#### TEXT
The next morning we had an early
breakfast, and headed for the National Park where we were introduced
to our forest guide, whose name was probably Jean-Noel. Andasibe Park
is a secondary forest, as opposed to an untouched rainforest (of
which more later); so there is a visitor centre with toy lemurs and
the park has large cleared paths. As soon as we exited the visitor
centre, we noticed a couple of large brownish birds waddling around
in the undergrowth next to the path. “Wow! Madagascar Rail! Very
rare!” exclaimed Jean-Noel. “Yeah, right,” we thought. “Enough
with the over-acting hyperbole for the tourists,” and I didn’t
bother to even get my camera out for these rather boring birds. Since
returning home, I have since been informed by Mr Google that the bird
was indeed a Madagascar Rail, which is threatened by habitat loss,
and we were privileged to see it, so I owe some apologies to
Jean-Noel.
We set off through the forest with a
style which was to become our habit: we would walk slowly, become
fascinated by small insects and odd plants, and be overtaken by many
other groups of tourists who were marching purposefully to see the
lemurs so that they could move on to the next attraction. The
Malagasy have a phrase “Mura-mura”, which means “slowly-slowly”.

#### MATERIAL PROVIDED
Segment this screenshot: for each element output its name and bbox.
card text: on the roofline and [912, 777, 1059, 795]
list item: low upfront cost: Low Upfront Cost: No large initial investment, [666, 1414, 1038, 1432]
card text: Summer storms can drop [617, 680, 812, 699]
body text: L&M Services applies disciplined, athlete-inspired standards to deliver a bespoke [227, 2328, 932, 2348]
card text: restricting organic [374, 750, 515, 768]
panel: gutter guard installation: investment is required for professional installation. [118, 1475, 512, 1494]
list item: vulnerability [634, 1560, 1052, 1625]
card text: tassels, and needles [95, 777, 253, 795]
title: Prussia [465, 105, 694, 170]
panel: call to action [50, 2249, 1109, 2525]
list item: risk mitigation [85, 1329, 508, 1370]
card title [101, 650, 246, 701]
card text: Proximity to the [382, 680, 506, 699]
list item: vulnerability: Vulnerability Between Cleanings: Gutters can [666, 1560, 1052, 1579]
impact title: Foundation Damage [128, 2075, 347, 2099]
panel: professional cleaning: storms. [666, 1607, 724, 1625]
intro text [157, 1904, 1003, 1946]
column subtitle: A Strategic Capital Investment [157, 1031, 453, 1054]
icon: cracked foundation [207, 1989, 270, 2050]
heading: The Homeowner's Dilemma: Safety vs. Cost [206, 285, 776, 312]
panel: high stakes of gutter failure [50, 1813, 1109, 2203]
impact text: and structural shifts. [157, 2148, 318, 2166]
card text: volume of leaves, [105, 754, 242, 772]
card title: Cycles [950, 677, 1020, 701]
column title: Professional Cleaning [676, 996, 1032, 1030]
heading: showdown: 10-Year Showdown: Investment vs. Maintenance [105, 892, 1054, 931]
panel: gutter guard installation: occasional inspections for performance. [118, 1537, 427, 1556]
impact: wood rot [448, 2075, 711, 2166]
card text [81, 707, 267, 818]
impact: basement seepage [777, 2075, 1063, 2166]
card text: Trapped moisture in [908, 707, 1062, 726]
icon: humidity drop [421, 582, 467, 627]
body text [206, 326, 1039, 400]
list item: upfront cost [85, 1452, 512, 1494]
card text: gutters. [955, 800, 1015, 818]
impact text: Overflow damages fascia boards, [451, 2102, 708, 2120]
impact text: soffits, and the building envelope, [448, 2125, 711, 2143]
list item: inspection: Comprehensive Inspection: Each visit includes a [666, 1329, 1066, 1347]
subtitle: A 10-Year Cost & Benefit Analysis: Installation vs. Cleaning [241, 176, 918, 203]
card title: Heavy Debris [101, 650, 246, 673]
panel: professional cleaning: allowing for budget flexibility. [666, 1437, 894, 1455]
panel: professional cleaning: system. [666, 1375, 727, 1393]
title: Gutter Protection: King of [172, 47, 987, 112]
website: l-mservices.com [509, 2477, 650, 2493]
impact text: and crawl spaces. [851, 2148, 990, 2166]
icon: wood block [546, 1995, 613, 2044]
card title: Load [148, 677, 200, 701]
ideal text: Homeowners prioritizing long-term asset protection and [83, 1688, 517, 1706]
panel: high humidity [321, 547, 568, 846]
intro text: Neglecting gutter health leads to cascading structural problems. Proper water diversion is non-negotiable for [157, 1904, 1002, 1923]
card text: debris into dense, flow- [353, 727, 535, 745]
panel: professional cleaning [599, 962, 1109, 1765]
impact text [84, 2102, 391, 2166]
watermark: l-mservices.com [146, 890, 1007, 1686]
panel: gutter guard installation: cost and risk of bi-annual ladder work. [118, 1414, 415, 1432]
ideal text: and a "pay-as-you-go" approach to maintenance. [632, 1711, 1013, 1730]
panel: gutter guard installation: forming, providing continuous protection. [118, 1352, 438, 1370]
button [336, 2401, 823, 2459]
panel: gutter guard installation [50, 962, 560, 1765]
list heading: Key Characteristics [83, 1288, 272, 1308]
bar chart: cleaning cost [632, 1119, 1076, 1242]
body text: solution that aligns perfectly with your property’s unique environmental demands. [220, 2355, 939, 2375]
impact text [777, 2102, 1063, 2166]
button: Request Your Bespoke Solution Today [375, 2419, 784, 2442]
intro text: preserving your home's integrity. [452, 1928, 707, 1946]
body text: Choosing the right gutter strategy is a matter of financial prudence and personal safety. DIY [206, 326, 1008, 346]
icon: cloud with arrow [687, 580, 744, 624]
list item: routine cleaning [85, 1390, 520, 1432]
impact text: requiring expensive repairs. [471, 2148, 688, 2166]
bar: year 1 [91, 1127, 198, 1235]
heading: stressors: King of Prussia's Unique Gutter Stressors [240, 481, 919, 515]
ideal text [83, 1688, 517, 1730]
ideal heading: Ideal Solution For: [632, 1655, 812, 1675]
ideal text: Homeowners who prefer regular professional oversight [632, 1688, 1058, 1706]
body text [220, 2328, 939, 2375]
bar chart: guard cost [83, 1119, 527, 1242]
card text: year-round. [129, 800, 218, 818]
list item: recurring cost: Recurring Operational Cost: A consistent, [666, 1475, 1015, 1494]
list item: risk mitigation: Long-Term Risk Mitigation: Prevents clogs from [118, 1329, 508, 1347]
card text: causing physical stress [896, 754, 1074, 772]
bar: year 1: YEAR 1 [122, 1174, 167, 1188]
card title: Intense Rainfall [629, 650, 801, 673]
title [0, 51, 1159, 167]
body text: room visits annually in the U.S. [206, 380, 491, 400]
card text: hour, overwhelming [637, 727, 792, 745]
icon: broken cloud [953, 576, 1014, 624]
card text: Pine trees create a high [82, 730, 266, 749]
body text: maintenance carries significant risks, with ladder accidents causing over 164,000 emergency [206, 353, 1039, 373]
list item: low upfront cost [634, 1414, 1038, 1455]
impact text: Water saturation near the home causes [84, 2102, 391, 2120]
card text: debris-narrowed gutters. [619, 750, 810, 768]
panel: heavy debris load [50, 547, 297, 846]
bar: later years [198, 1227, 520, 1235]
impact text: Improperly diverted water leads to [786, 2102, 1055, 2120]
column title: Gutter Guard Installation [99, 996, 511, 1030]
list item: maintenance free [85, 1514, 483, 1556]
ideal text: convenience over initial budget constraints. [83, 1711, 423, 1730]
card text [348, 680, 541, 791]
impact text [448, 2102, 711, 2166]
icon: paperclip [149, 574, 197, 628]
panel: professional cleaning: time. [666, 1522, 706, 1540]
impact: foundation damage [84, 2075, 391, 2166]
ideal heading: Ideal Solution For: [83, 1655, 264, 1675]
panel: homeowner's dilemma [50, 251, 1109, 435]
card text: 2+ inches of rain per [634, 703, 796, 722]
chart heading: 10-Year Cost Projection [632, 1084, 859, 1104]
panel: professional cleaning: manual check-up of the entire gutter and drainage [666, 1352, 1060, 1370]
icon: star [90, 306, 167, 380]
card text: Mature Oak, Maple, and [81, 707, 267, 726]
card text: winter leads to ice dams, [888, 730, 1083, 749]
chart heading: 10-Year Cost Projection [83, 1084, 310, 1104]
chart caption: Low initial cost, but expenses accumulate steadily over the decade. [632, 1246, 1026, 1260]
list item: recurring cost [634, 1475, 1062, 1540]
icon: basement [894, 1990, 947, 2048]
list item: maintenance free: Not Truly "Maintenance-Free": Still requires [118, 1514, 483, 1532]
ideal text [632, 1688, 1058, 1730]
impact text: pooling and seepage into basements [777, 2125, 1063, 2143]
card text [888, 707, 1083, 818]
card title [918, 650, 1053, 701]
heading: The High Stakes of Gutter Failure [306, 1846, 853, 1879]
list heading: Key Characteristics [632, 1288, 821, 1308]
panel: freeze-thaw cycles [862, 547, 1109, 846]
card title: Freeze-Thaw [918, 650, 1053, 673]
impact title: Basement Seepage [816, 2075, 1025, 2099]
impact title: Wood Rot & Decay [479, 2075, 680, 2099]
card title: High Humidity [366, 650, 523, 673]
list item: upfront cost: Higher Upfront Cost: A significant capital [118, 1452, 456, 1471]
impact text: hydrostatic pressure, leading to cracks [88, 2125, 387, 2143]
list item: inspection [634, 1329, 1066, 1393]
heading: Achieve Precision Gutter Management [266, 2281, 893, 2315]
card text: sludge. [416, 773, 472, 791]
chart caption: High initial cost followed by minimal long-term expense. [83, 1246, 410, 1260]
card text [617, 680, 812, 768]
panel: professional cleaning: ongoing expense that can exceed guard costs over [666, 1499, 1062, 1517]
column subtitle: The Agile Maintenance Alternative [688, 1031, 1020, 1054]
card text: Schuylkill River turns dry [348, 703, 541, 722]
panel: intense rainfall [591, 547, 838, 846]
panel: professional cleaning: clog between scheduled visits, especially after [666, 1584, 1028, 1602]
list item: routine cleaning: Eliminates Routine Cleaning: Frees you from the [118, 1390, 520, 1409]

#### STATED TASK
Resume the account of the walk in Andasibe Park, picking up after its last sentence. The entries were taken from a separate source.

#### OUTPUT OF THE TASK
It’s a kind of “don’t rush, take it easy” attitude – but
even they were impressed at how good Tim and I were at dawdling and
being late. Jean-Noel would walk along looking for wildlife, I would
wander along with my camera, occasionally sneaking up on a disguised
leaf,
and Tim would bring up the rear whilst spotting things that even the
guides had missed. After a bimble wherein we found many interesting
birds and insects and reptiles, we found some lemurs. The method of
location was simple: Jean-Noel would make a noise like a lemur in
heat, and wait to see who showed up looking interested. Mostly it was
just other lemurs, but I’m sure there must have been occasions
where two park guides made lemur-sex noises at each other for hours.
Thus it was that we found a set of snoozing diademed sifaka, a family
of common brown lemurs, and a troupe of indri-indri whose “haunting
melodic song” sounds like a howler monkey losing a fight with a
hump-backed whale, and has all the subtlety of a vuvuzela armed with
a half-brick in a sock.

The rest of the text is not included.